▸ Written request
Count how many lines below include the string "sToMatch", and give that number without anything else.

▸ Provided entries
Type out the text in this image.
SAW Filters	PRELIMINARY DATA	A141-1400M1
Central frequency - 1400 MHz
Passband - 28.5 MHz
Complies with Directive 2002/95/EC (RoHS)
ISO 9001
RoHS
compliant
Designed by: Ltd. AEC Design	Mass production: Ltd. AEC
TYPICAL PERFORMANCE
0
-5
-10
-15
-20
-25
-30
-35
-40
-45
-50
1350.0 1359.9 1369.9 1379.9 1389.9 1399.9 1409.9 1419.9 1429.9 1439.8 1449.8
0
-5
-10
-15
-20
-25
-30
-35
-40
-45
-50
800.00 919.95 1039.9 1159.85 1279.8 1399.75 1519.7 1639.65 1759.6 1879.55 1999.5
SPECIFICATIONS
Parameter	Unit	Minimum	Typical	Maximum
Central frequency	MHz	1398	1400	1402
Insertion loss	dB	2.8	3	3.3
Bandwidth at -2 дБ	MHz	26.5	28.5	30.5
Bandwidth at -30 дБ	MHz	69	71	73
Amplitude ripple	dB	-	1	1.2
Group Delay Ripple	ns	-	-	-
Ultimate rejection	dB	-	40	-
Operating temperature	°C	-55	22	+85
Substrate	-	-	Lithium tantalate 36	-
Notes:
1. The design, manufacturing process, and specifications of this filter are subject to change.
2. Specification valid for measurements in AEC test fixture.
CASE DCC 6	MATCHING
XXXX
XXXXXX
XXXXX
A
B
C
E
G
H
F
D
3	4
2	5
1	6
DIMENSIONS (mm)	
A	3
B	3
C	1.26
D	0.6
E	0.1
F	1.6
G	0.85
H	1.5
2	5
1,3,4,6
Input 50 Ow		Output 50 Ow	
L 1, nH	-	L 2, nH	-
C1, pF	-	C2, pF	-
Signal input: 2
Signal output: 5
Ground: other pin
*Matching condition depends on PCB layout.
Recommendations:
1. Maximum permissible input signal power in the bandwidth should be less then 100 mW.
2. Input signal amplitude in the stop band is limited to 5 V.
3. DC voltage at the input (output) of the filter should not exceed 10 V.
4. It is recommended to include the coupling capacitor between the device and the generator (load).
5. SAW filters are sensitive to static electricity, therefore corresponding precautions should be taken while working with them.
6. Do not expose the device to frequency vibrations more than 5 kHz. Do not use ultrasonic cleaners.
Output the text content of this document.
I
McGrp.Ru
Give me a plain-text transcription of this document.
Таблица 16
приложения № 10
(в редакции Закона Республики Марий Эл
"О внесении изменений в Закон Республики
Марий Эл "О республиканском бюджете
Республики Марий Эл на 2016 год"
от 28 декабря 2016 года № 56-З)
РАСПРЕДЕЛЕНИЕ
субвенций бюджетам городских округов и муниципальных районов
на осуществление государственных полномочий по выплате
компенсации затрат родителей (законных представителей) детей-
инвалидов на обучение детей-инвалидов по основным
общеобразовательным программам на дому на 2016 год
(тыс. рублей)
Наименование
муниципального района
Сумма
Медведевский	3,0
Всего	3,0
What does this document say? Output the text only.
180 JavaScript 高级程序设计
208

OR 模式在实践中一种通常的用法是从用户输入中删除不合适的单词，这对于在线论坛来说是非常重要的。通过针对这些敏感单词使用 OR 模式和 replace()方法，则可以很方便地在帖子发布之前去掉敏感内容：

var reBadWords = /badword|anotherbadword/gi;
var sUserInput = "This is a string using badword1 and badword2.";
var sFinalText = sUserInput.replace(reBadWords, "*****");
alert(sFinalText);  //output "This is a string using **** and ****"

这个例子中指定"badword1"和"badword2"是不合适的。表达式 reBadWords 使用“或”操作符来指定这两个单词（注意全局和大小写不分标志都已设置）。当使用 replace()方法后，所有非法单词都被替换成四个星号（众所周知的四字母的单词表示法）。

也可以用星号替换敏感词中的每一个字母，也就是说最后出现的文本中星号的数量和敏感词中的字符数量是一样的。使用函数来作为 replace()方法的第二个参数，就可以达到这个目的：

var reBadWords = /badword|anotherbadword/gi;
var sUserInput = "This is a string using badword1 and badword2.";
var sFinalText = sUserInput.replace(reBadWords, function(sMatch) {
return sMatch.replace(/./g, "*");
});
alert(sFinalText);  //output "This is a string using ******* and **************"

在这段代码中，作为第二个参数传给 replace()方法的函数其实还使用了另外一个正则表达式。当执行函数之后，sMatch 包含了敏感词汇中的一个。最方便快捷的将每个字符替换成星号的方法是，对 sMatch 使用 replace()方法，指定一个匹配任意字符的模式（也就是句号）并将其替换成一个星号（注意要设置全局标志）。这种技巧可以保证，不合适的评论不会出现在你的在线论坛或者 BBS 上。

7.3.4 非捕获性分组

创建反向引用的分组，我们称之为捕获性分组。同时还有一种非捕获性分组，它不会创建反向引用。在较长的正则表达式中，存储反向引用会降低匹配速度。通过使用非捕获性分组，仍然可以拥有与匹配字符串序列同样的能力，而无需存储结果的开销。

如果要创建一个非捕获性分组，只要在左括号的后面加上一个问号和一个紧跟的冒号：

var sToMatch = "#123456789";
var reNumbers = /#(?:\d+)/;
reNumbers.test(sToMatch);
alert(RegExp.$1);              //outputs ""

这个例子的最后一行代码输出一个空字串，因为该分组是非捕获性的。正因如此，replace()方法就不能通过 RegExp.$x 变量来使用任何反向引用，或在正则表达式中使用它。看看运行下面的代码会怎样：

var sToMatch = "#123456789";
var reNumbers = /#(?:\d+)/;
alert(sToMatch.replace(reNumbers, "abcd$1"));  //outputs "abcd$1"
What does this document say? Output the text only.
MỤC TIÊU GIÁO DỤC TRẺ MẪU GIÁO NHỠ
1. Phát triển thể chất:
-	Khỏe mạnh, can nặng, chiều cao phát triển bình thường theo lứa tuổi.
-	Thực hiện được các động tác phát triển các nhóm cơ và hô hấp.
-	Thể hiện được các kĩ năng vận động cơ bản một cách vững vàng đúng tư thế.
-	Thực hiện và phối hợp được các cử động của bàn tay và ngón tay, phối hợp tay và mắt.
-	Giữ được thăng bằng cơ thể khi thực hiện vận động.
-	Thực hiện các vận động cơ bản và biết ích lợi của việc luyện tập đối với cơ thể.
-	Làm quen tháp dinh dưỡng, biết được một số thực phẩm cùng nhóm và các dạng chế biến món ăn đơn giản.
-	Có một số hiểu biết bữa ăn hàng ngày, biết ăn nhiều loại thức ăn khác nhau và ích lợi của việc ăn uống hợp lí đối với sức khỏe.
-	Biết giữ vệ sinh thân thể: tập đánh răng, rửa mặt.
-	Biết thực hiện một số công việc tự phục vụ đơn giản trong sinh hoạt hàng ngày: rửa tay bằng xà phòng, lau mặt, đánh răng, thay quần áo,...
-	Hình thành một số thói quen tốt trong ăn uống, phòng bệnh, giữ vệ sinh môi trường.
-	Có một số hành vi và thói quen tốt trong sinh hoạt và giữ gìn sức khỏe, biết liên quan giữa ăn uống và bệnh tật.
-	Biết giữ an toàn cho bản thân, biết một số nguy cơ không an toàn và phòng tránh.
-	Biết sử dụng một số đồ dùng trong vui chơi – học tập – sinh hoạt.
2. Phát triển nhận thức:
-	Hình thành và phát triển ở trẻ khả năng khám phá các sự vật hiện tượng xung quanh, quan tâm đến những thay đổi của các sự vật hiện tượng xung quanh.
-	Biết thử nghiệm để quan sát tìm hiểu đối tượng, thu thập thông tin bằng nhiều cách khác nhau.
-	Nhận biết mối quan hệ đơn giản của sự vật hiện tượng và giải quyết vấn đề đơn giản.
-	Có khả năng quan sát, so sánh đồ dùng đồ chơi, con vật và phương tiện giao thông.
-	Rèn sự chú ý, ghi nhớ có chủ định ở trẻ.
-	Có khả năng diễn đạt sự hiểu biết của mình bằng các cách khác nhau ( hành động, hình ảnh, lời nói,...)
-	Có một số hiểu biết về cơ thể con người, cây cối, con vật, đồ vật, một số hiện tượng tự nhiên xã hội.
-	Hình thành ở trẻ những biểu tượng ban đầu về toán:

▸ Finished exercise
4